Material for the task
— START —
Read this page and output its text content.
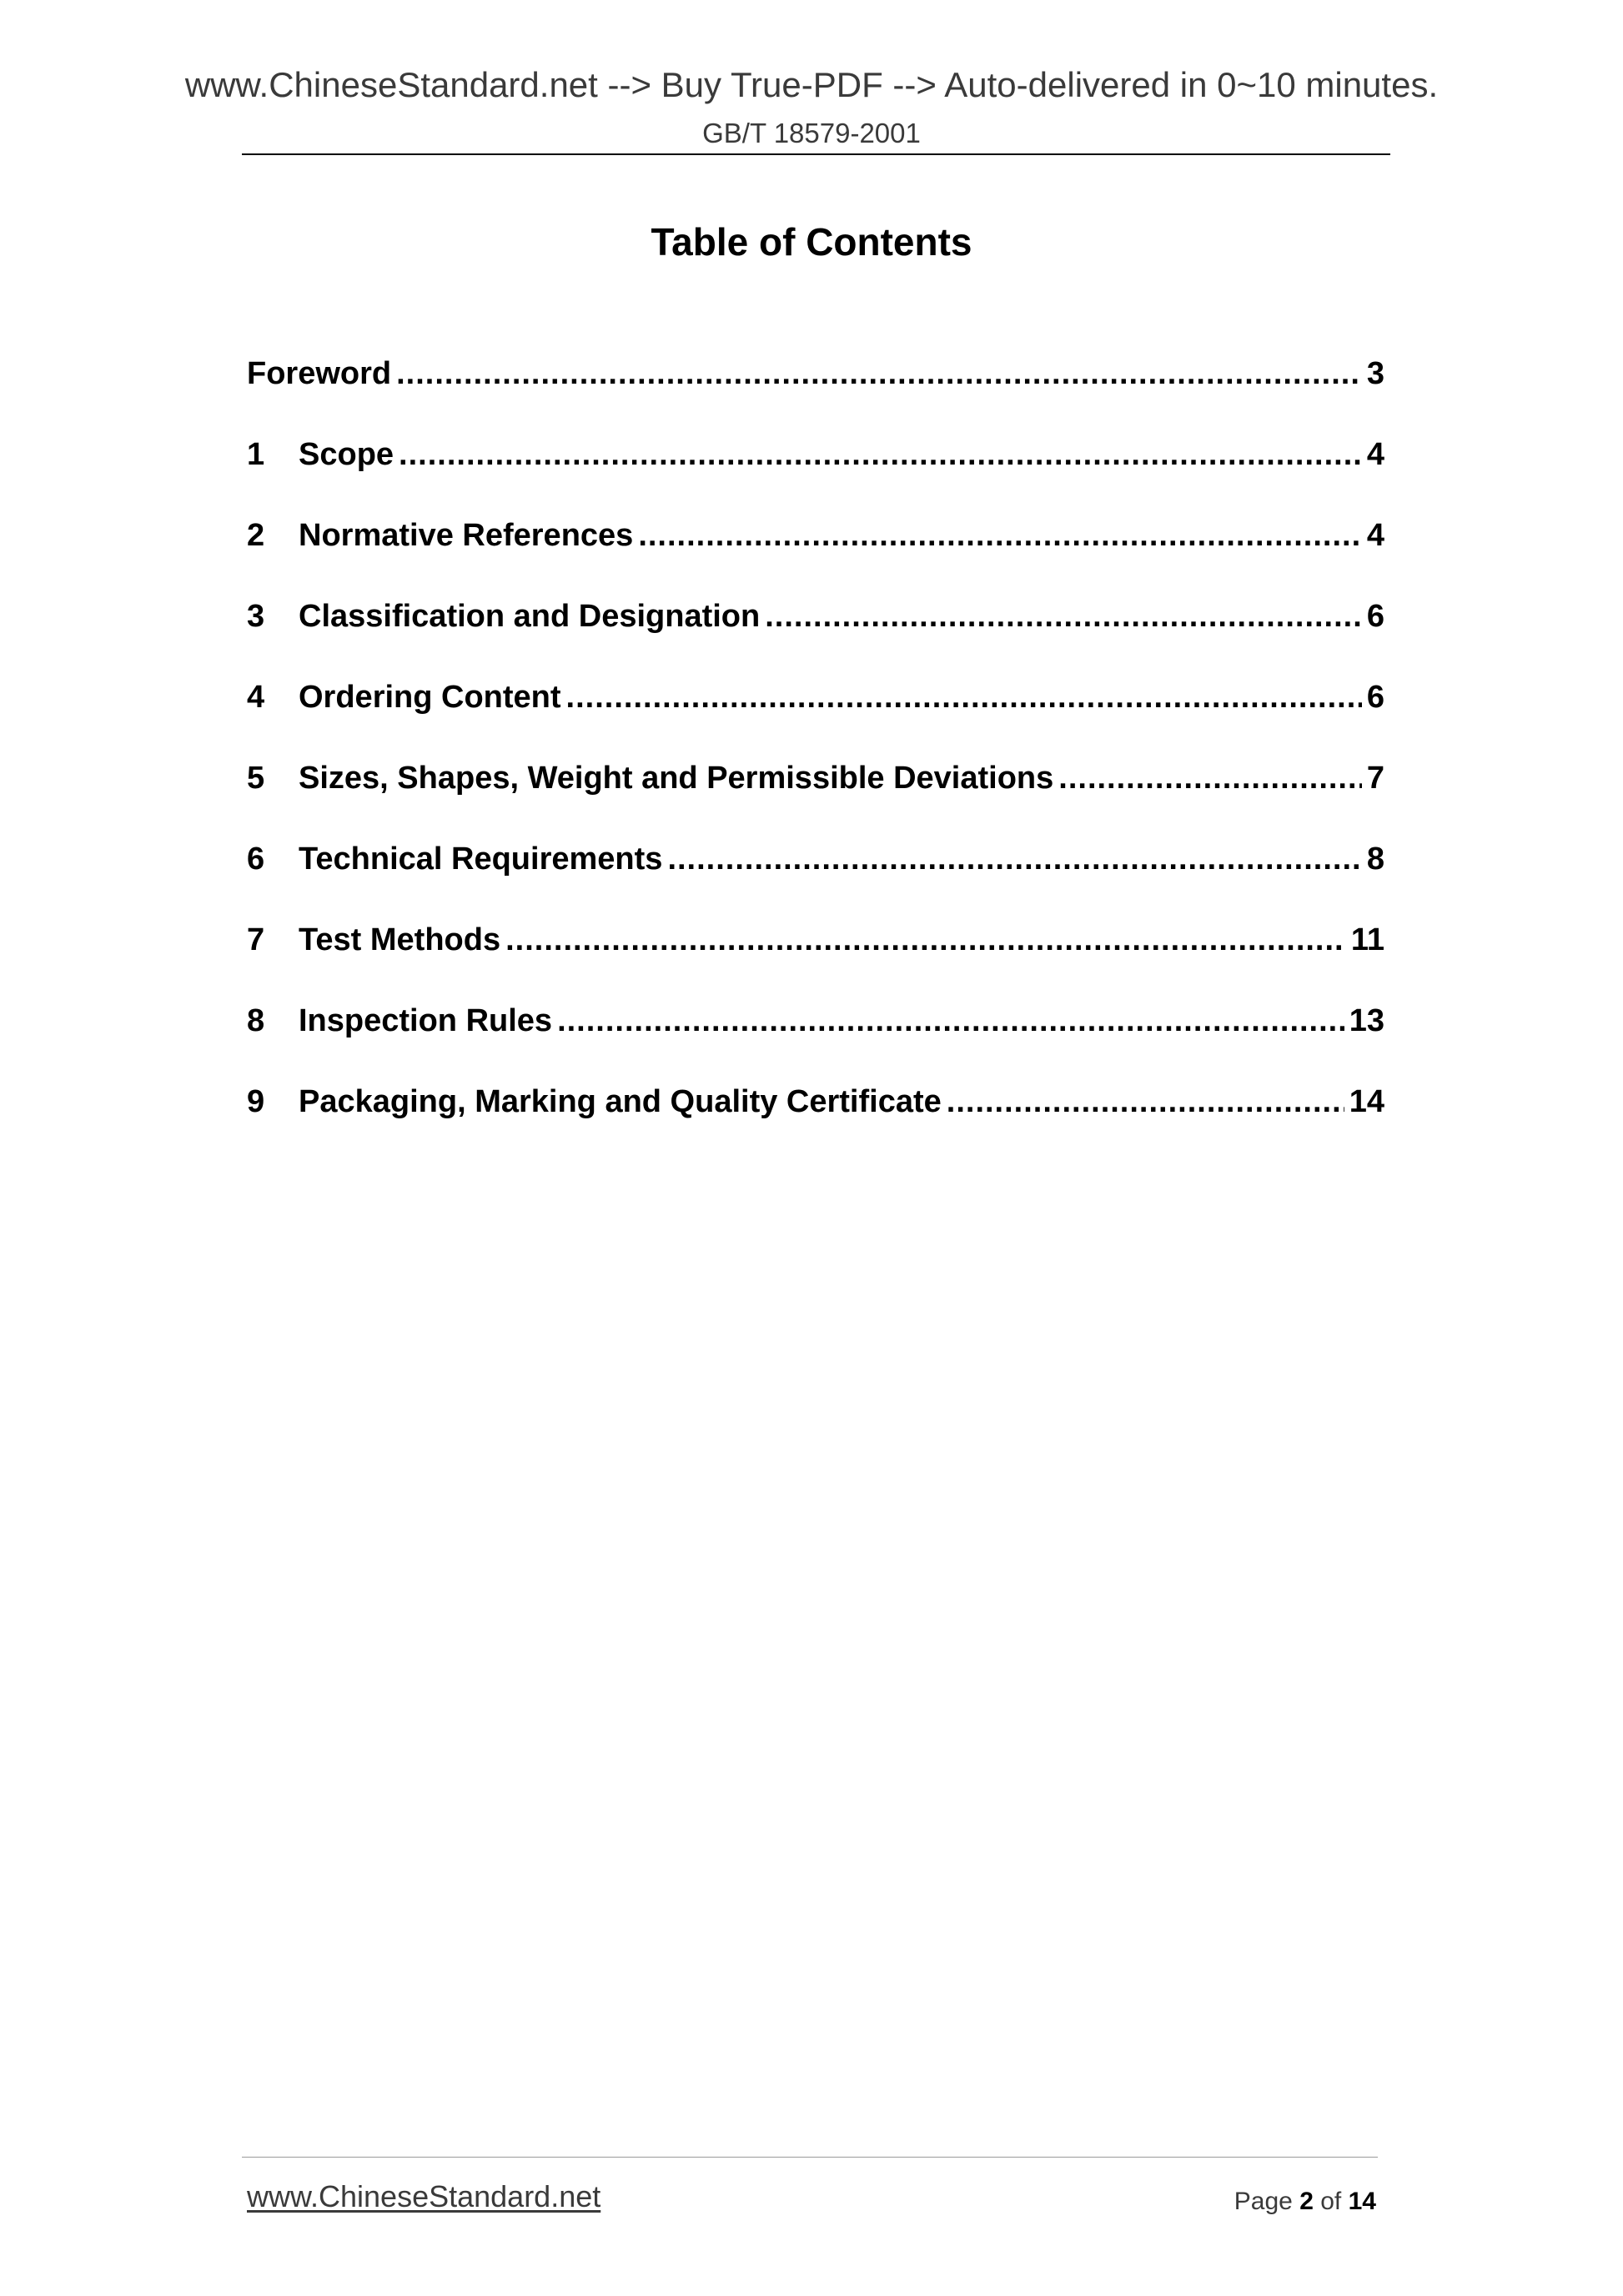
www.ChineseStandard.net --> Buy True-PDF --> Auto-delivered in 0~10 minutes.
GB/T 18579-2001
Table of Contents
Foreword .....	3
1	Scope .....	4
2	Normative References .....	4
3	Classification and Designation .....	6
4	Ordering Content .....	6
5	Sizes, Shapes, Weight and Permissible Deviations .....	7
6	Technical Requirements .....	8
7	Test Methods .....	11
8	Inspection Rules .....	13
9	Packaging, Marking and Quality Certificate .....	14
www.ChineseStandard.net	Page 2 of 14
— END —
Task to complete
Each record above should come back exactly the same, only without its pictures.

Reply to the exercise
Read this page and output its text content.
www.ChineseStandard.net --> Buy True-PDF --> Auto-delivered in 0~10 minutes.
GB/T 18579-2001
Table of Contents
Foreword .....	3
1	Scope .....	4
2	Normative References .....	4
3	Classification and Designation .....	6
4	Ordering Content .....	6
5	Sizes, Shapes, Weight and Permissible Deviations .....	7
6	Technical Requirements .....	8
7	Test Methods .....	11
8	Inspection Rules .....	13
9	Packaging, Marking and Quality Certificate .....	14
www.ChineseStandard.net	Page 2 of 14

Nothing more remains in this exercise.